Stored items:
________________________

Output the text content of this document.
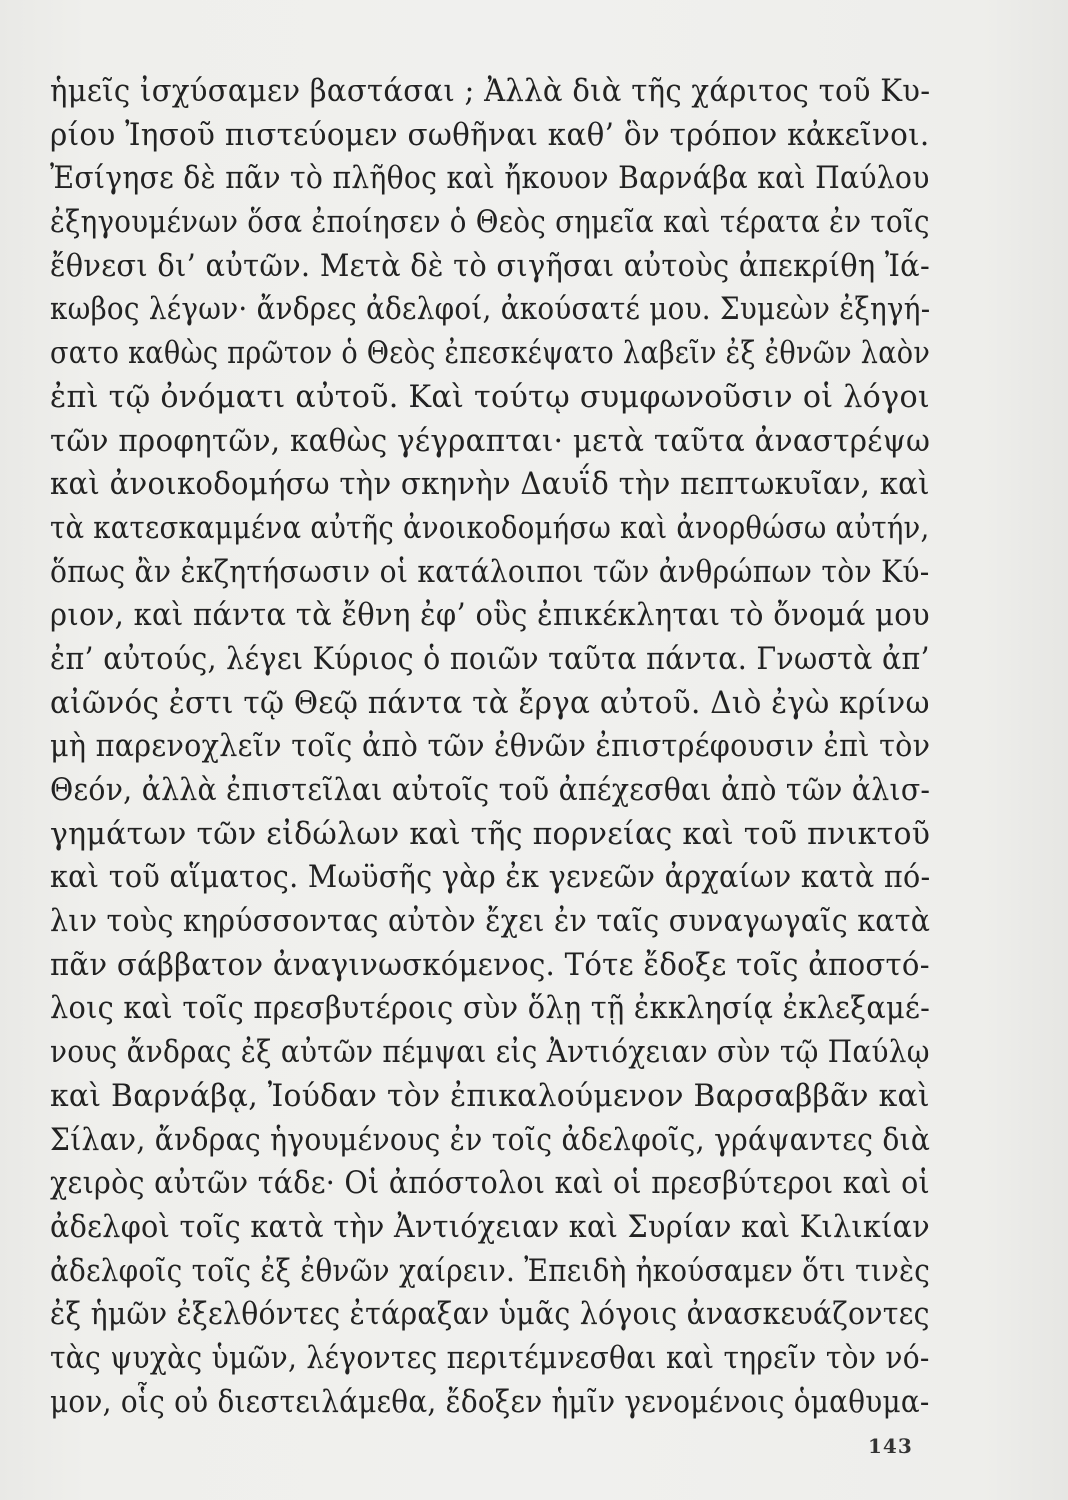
ἡμεῖς ἰσχύσαμεν βαστάσαι ; Ἀλλὰ διὰ τῆς χάριτος τοῦ Κυ-
ρίου Ἰησοῦ πιστεύομεν σωθῆναι καθ’ ὃν τρόπον κἀκεῖνοι.
Ἐσίγησε δὲ πᾶν τὸ πλῆθος καὶ ἤκουον Βαρνάβα καὶ Παύλου
ἐξηγουμένων ὅσα ἐποίησεν ὁ Θεὸς σημεῖα καὶ τέρατα ἐν τοῖς
ἔθνεσι δι’ αὐτῶν. Μετὰ δὲ τὸ σιγῆσαι αὐτοὺς ἀπεκρίθη Ἰά-
κωβος λέγων· ἄνδρες ἀδελφοί, ἀκούσατέ μου. Συμεὼν ἐξηγή-
σατο καθὼς πρῶτον ὁ Θεὸς ἐπεσκέψατο λαβεῖν ἐξ ἐθνῶν λαὸν
ἐπὶ τῷ ὀνόματι αὐτοῦ. Καὶ τούτῳ συμφωνοῦσιν οἱ λόγοι
τῶν προφητῶν, καθὼς γέγραπται· μετὰ ταῦτα ἀναστρέψω
καὶ ἀνοικοδομήσω τὴν σκηνὴν Δαυΐδ τὴν πεπτωκυῖαν, καὶ
τὰ κατεσκαμμένα αὐτῆς ἀνοικοδομήσω καὶ ἀνορθώσω αὐτήν,
ὅπως ἂν ἐκζητήσωσιν οἱ κατάλοιποι τῶν ἀνθρώπων τὸν Κύ-
ριον, καὶ πάντα τὰ ἔθνη ἐφ’ οὓς ἐπικέκληται τὸ ὄνομά μου
ἐπ’ αὐτούς, λέγει Κύριος ὁ ποιῶν ταῦτα πάντα. Γνωστὰ ἀπ’
αἰῶνός ἐστι τῷ Θεῷ πάντα τὰ ἔργα αὐτοῦ. Διὸ ἐγὼ κρίνω
μὴ παρενοχλεῖν τοῖς ἀπὸ τῶν ἐθνῶν ἐπιστρέφουσιν ἐπὶ τὸν
Θεόν, ἀλλὰ ἐπιστεῖλαι αὐτοῖς τοῦ ἀπέχεσθαι ἀπὸ τῶν ἀλισ-
γημάτων τῶν εἰδώλων καὶ τῆς πορνείας καὶ τοῦ πνικτοῦ
καὶ τοῦ αἵματος. Μωϋσῆς γὰρ ἐκ γενεῶν ἀρχαίων κατὰ πό-
λιν τοὺς κηρύσσοντας αὐτὸν ἔχει ἐν ταῖς συναγωγαῖς κατὰ
πᾶν σάββατον ἀναγινωσκόμενος. Τότε ἔδοξε τοῖς ἀποστό-
λοις καὶ τοῖς πρεσβυτέροις σὺν ὅλῃ τῇ ἐκκλησίᾳ ἐκλεξαμέ-
νους ἄνδρας ἐξ αὐτῶν πέμψαι εἰς Ἀντιόχειαν σὺν τῷ Παύλῳ
καὶ Βαρνάβᾳ, Ἰούδαν τὸν ἐπικαλούμενον Βαρσαββᾶν καὶ
Σίλαν, ἄνδρας ἡγουμένους ἐν τοῖς ἀδελφοῖς, γράψαντες διὰ
χειρὸς αὐτῶν τάδε· Οἱ ἀπόστολοι καὶ οἱ πρεσβύτεροι καὶ οἱ
ἀδελφοὶ τοῖς κατὰ τὴν Ἀντιόχειαν καὶ Συρίαν καὶ Κιλικίαν
ἀδελφοῖς τοῖς ἐξ ἐθνῶν χαίρειν. Ἐπειδὴ ἠκούσαμεν ὅτι τινὲς
ἐξ ἡμῶν ἐξελθόντες ἐτάραξαν ὑμᾶς λόγοις ἀνασκευάζοντες
τὰς ψυχὰς ὑμῶν, λέγοντες περιτέμνεσθαι καὶ τηρεῖν τὸν νό-
μον, οἷς οὐ διεστειλάμεθα, ἔδοξεν ἡμῖν γενομένοις ὁμαθυμα-
143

________________________

--- Exercise requirements ---
Leave the pictures out, and print every line of the listing exactly as written.

--- Solution to the problem ---
Output the text content of this document.
ἡμεῖς ἰσχύσαμεν βαστάσαι ; Ἀλλὰ διὰ τῆς χάριτος τοῦ Κυ-
ρίου Ἰησοῦ πιστεύομεν σωθῆναι καθ’ ὃν τρόπον κἀκεῖνοι.
Ἐσίγησε δὲ πᾶν τὸ πλῆθος καὶ ἤκουον Βαρνάβα καὶ Παύλου
ἐξηγουμένων ὅσα ἐποίησεν ὁ Θεὸς σημεῖα καὶ τέρατα ἐν τοῖς
ἔθνεσι δι’ αὐτῶν. Μετὰ δὲ τὸ σιγῆσαι αὐτοὺς ἀπεκρίθη Ἰά-
κωβος λέγων· ἄνδρες ἀδελφοί, ἀκούσατέ μου. Συμεὼν ἐξηγή-
σατο καθὼς πρῶτον ὁ Θεὸς ἐπεσκέψατο λαβεῖν ἐξ ἐθνῶν λαὸν
ἐπὶ τῷ ὀνόματι αὐτοῦ. Καὶ τούτῳ συμφωνοῦσιν οἱ λόγοι
τῶν προφητῶν, καθὼς γέγραπται· μετὰ ταῦτα ἀναστρέψω
καὶ ἀνοικοδομήσω τὴν σκηνὴν Δαυΐδ τὴν πεπτωκυῖαν, καὶ
τὰ κατεσκαμμένα αὐτῆς ἀνοικοδομήσω καὶ ἀνορθώσω αὐτήν,
ὅπως ἂν ἐκζητήσωσιν οἱ κατάλοιποι τῶν ἀνθρώπων τὸν Κύ-
ριον, καὶ πάντα τὰ ἔθνη ἐφ’ οὓς ἐπικέκληται τὸ ὄνομά μου
ἐπ’ αὐτούς, λέγει Κύριος ὁ ποιῶν ταῦτα πάντα. Γνωστὰ ἀπ’
αἰῶνός ἐστι τῷ Θεῷ πάντα τὰ ἔργα αὐτοῦ. Διὸ ἐγὼ κρίνω
μὴ παρενοχλεῖν τοῖς ἀπὸ τῶν ἐθνῶν ἐπιστρέφουσιν ἐπὶ τὸν
Θεόν, ἀλλὰ ἐπιστεῖλαι αὐτοῖς τοῦ ἀπέχεσθαι ἀπὸ τῶν ἀλισ-
γημάτων τῶν εἰδώλων καὶ τῆς πορνείας καὶ τοῦ πνικτοῦ
καὶ τοῦ αἵματος. Μωϋσῆς γὰρ ἐκ γενεῶν ἀρχαίων κατὰ πό-
λιν τοὺς κηρύσσοντας αὐτὸν ἔχει ἐν ταῖς συναγωγαῖς κατὰ
πᾶν σάββατον ἀναγινωσκόμενος. Τότε ἔδοξε τοῖς ἀποστό-
λοις καὶ τοῖς πρεσβυτέροις σὺν ὅλῃ τῇ ἐκκλησίᾳ ἐκλεξαμέ-
νους ἄνδρας ἐξ αὐτῶν πέμψαι εἰς Ἀντιόχειαν σὺν τῷ Παύλῳ
καὶ Βαρνάβᾳ, Ἰούδαν τὸν ἐπικαλούμενον Βαρσαββᾶν καὶ
Σίλαν, ἄνδρας ἡγουμένους ἐν τοῖς ἀδελφοῖς, γράψαντες διὰ
χειρὸς αὐτῶν τάδε· Οἱ ἀπόστολοι καὶ οἱ πρεσβύτεροι καὶ οἱ
ἀδελφοὶ τοῖς κατὰ τὴν Ἀντιόχειαν καὶ Συρίαν καὶ Κιλικίαν
ἀδελφοῖς τοῖς ἐξ ἐθνῶν χαίρειν. Ἐπειδὴ ἠκούσαμεν ὅτι τινὲς
ἐξ ἡμῶν ἐξελθόντες ἐτάραξαν ὑμᾶς λόγοις ἀνασκευάζοντες
τὰς ψυχὰς ὑμῶν, λέγοντες περιτέμνεσθαι καὶ τηρεῖν τὸν νό-
μον, οἷς οὐ διεστειλάμεθα, ἔδοξεν ἡμῖν γενομένοις ὁμαθυμα-
143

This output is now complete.